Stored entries
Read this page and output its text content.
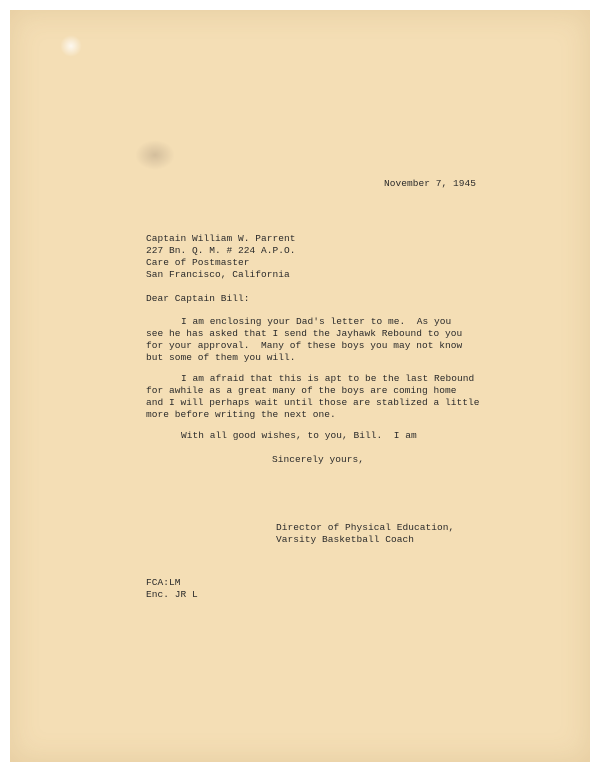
November 7, 1945
Captain William W. Parrent
227 Bn. Q. M. # 224 A.P.O.
Care of Postmaster
San Francisco, California
Dear Captain Bill:
I am enclosing your Dad's letter to me.  As you
see he has asked that I send the Jayhawk Rebound to you
for your approval.  Many of these boys you may not know
but some of them you will.
I am afraid that this is apt to be the last Rebound
for awhile as a great many of the boys are coming home
and I will perhaps wait until those are stablized a little
more before writing the next one.
With all good wishes, to you, Bill.  I am
Sincerely yours,
Director of Physical Education,
Varsity Basketball Coach
FCA:LM
Enc. JR L
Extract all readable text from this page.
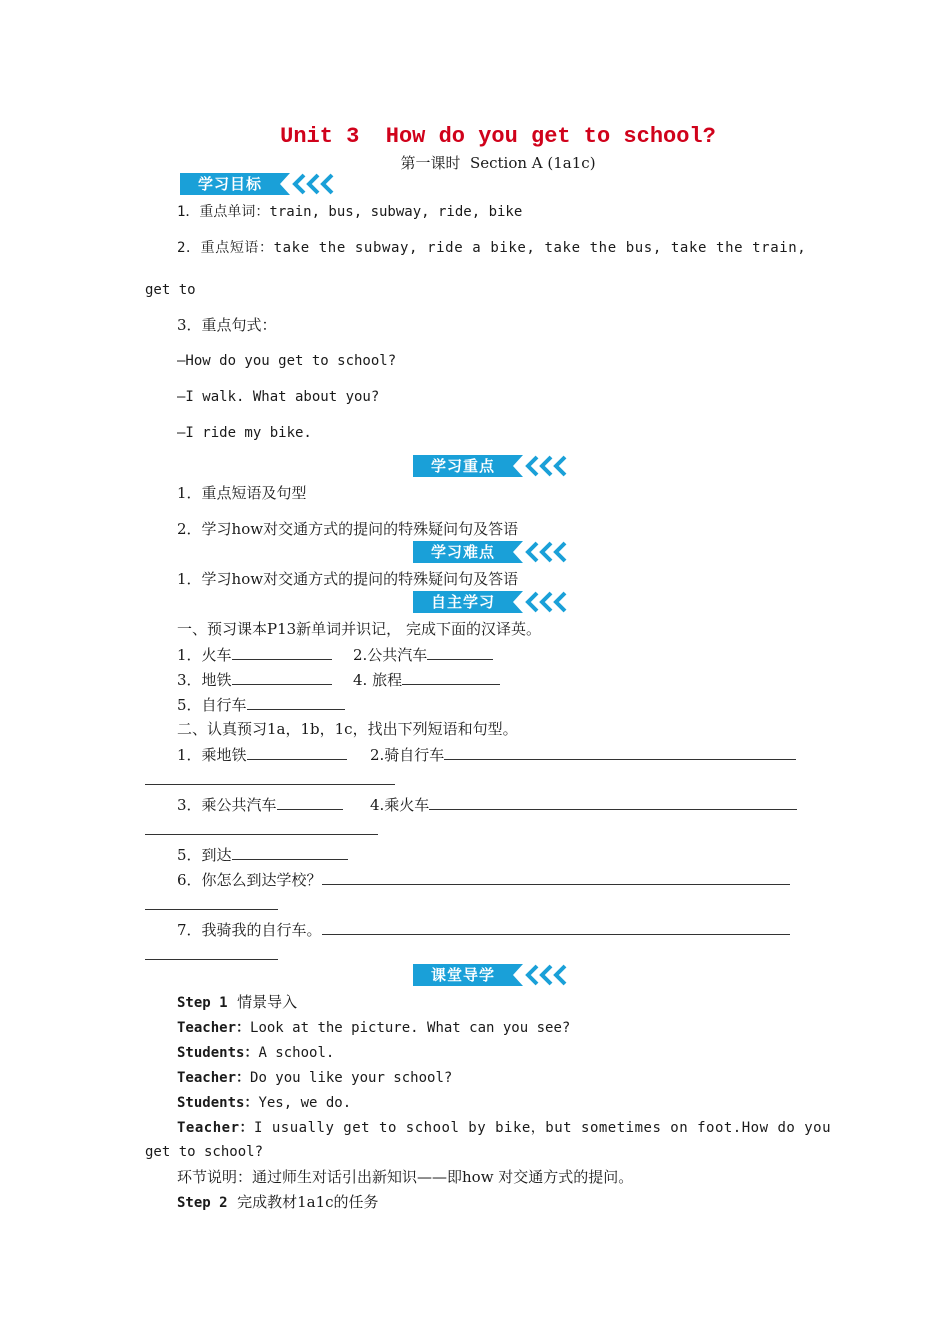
Unit 3  How do you get to school?
第一课时  Section A (1a1c)
学习目标
1．重点单词：train, bus, subway, ride, bike
2．重点短语：take the subway, ride a bike, take the bus, take the train,
get to
3．重点句式：
—How do you get to school?
—I walk. What about you?
—I ride my bike.
学习重点
1．重点短语及句型
2．学习how对交通方式的提问的特殊疑问句及答语
学习难点
1．学习how对交通方式的提问的特殊疑问句及答语
自主学习
一、预习课本P13新单词并识记， 完成下面的汉译英。
1．火车	2.公共汽车
3．地铁	4. 旅程
5．自行车
二、认真预习1a，1b，1c，找出下列短语和句型。
1．乘地铁	2.骑自行车
3．乘公共汽车	4.乘火车
5．到达
6．你怎么到达学校？
7．我骑我的自行车。
课堂导学
Step 1 情景导入
Teacher：Look at the picture. What can you see?
Students：A school.
Teacher：Do you like your school?
Students：Yes, we do.
Teacher：I usually get to school by bike，but sometimes on foot.How do you
get to school?
环节说明：通过师生对话引出新知识——即how 对交通方式的提问。
Step 2 完成教材1a1c的任务
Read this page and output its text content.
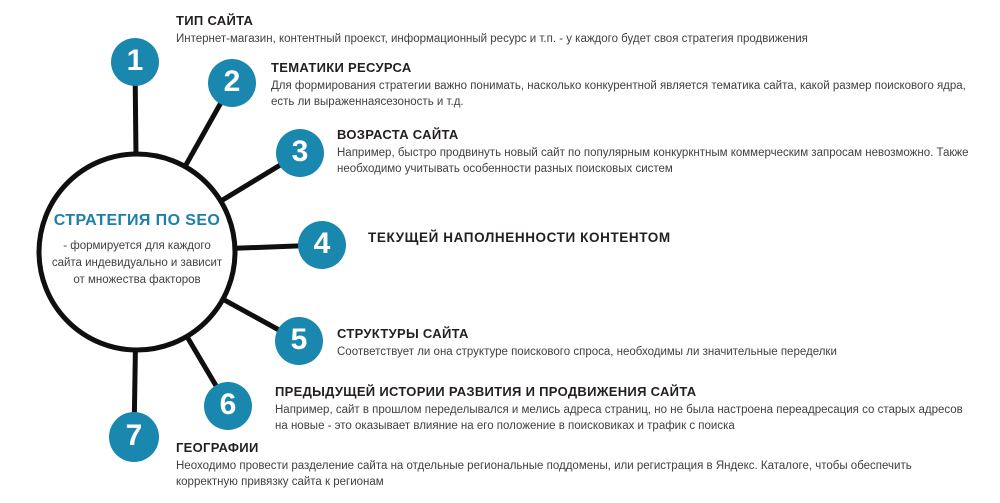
СТРАТЕГИЯ ПО SEO
- формируется для каждого
сайта индевидуально и зависит
от множества факторов
1
2
3
4
5
6
7
ТИП САЙТА
Интернет-магазин, контентный проекст, информационный ресурс и т.п. - у каждого будет своя стратегия продвижения
ТЕМАТИКИ РЕСУРСА
Для формирования стратегии важно понимать, насколько конкурентной является тематика сайта, какой размер поискового ядра,
есть ли выраженнаясезоность и т.д.
ВОЗРАСТА САЙТА
Например, быстро продвинуть новый сайт по популярным конкуркнтным коммерческим запросам невозможно. Также
необходимо учитывать особенности разных поисковых систем
ТЕКУЩЕЙ НАПОЛНЕННОСТИ КОНТЕНТОМ
СТРУКТУРЫ САЙТА
Соответствует ли она структуре поискового спроса, необходимы ли значительные переделки
ПРЕДЫДУЩЕЙ ИСТОРИИ РАЗВИТИЯ И ПРОДВИЖЕНИЯ САЙТА
Например, сайт в прошлом переделывался и мелись адреса страниц, но не была настроена переадресация со старых адресов
на новые - это оказывает влияние на его положение в поисковиках и трафик с поиска
ГЕОГРАФИИ
Неоходимо провести разделение сайта на отдельные региональные поддомены, или регистрация в Яндекс. Каталоге, чтобы обеспечить
корректную привязку сайта к регионам
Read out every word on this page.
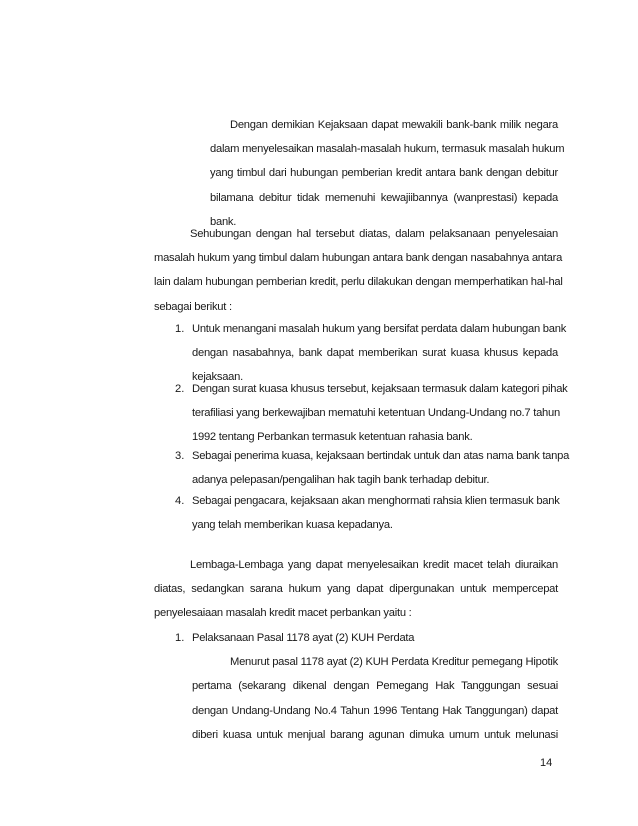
Dengan demikian Kejaksaan dapat mewakili bank-bank milik negara

dalam menyelesaikan masalah-masalah hukum, termasuk masalah hukum

yang timbul dari hubungan pemberian kredit antara bank dengan debitur

bilamana debitur tidak memenuhi kewajiibannya (wanprestasi) kepada

bank.

Sehubungan dengan hal tersebut diatas, dalam pelaksanaan penyelesaian

masalah hukum yang timbul dalam hubungan antara bank dengan nasabahnya antara

lain dalam hubungan pemberian kredit, perlu dilakukan dengan memperhatikan hal-hal

sebagai berikut :

1. Untuk menangani masalah hukum yang bersifat perdata dalam hubungan bank

dengan nasabahnya, bank dapat memberikan surat kuasa khusus kepada

kejaksaan.

2. Dengan surat kuasa khusus tersebut, kejaksaan termasuk dalam kategori pihak

terafiliasi yang berkewajiban mematuhi ketentuan Undang-Undang no.7 tahun

1992 tentang Perbankan termasuk ketentuan rahasia bank.

3. Sebagai penerima kuasa, kejaksaan bertindak untuk dan atas nama bank tanpa

adanya pelepasan/pengalihan hak tagih bank terhadap debitur.

4. Sebagai pengacara, kejaksaan akan menghormati rahsia klien termasuk bank

yang telah memberikan kuasa kepadanya.

Lembaga-Lembaga yang dapat menyelesaikan kredit macet telah diuraikan

diatas, sedangkan sarana hukum yang dapat dipergunakan untuk mempercepat

penyelesaiaan masalah kredit macet perbankan yaitu :

1. Pelaksanaan Pasal 1178 ayat (2) KUH Perdata

Menurut pasal 1178 ayat (2) KUH Perdata Kreditur pemegang Hipotik

pertama (sekarang dikenal dengan Pemegang Hak Tanggungan sesuai

dengan Undang-Undang No.4 Tahun 1996 Tentang Hak Tanggungan) dapat

diberi kuasa untuk menjual barang agunan dimuka umum untuk melunasi

14
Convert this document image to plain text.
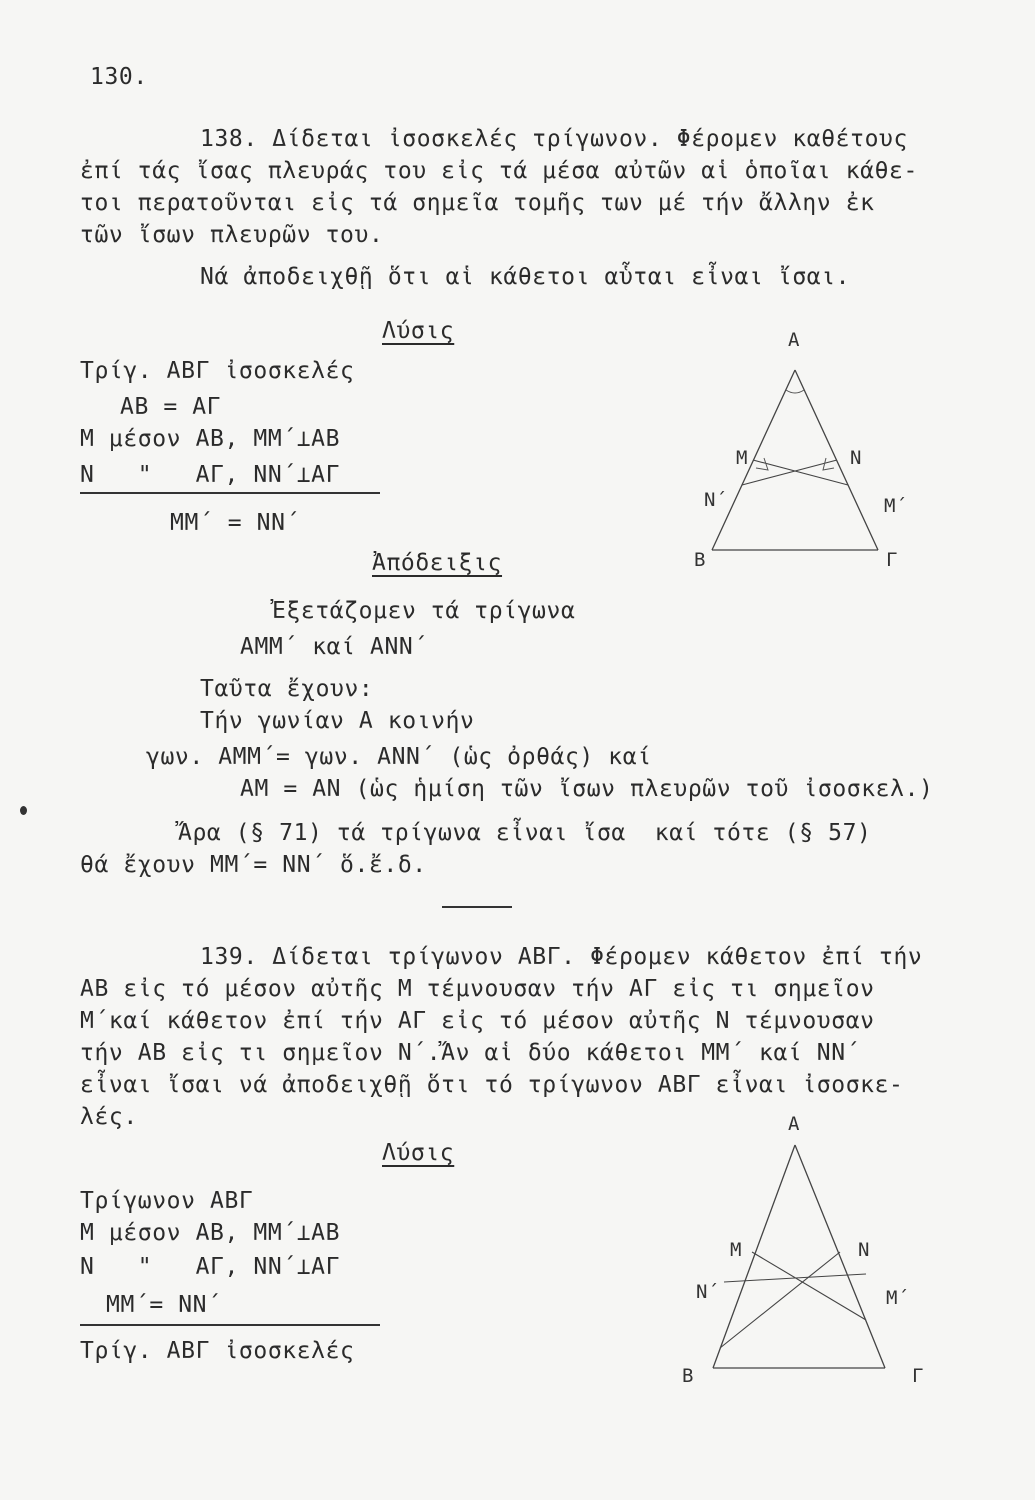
130.
138. Δίδεται ἰσοσκελές τρίγωνον. Φέρομεν καθέτους
ἐπί τάς ἴσας πλευράς του εἰς τά μέσα αὐτῶν αἱ ὁποῖαι κάθε-
τοι περατοῦνται εἰς τά σημεῖα τομῆς των μέ τήν ἄλλην ἐκ
τῶν ἴσων πλευρῶν του.
Νά ἀποδειχθῇ ὅτι αἱ κάθετοι αὗται εἶναι ἴσαι.
Λύσις
Τρίγ. ΑΒΓ ἰσοσκελές
ΑΒ = ΑΓ
Μ μέσον ΑΒ, ΜΜ΄⊥ΑΒ
Ν   "   ΑΓ, ΝΝ΄⊥ΑΓ
ΜΜ΄ = ΝΝ΄
Ἀπόδειξις
Ἐξετάζομεν τά τρίγωνα
ΑΜΜ΄ καί ΑΝΝ΄
Ταῦτα ἔχουν:
Τήν γωνίαν Α κοινήν
γων. ΑΜΜ΄= γων. ΑΝΝ΄ (ὡς ὀρθάς) καί
ΑΜ = ΑΝ (ὡς ἡμίση τῶν ἴσων πλευρῶν τοῦ ἰσοσκελ.)
Ἄρα (§ 71) τά τρίγωνα εἶναι ἴσα  καί τότε (§ 57)
θά ἔχουν ΜΜ΄= ΝΝ΄ ὅ.ἔ.δ.
Α
Μ	Ν
Ν΄	Μ΄
Β	Γ
139. Δίδεται τρίγωνον ΑΒΓ. Φέρομεν κάθετον ἐπί τήν
ΑΒ εἰς τό μέσον αὐτῆς Μ τέμνουσαν τήν ΑΓ εἰς τι σημεῖον
Μ΄καί κάθετον ἐπί τήν ΑΓ εἰς τό μέσον αὐτῆς Ν τέμνουσαν
τήν ΑΒ εἰς τι σημεῖον Ν΄.Ἄν αἱ δύο κάθετοι ΜΜ΄ καί ΝΝ΄
εἶναι ἴσαι νά ἀποδειχθῇ ὅτι τό τρίγωνον ΑΒΓ εἶναι ἰσοσκε-
λές.
Λύσις
Τρίγωνον ΑΒΓ
Μ μέσον ΑΒ, ΜΜ΄⊥ΑΒ
Ν   "   ΑΓ, ΝΝ΄⊥ΑΓ
ΜΜ΄= ΝΝ΄
Τρίγ. ΑΒΓ ἰσοσκελές
Α
Μ	Ν
Ν΄	Μ΄
Β	Γ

*CHALLENGE*. Among the entries above, how many lines hold the string "macet"? Respond with nothing but the number.

*EXPECTED OUTPUT*. 2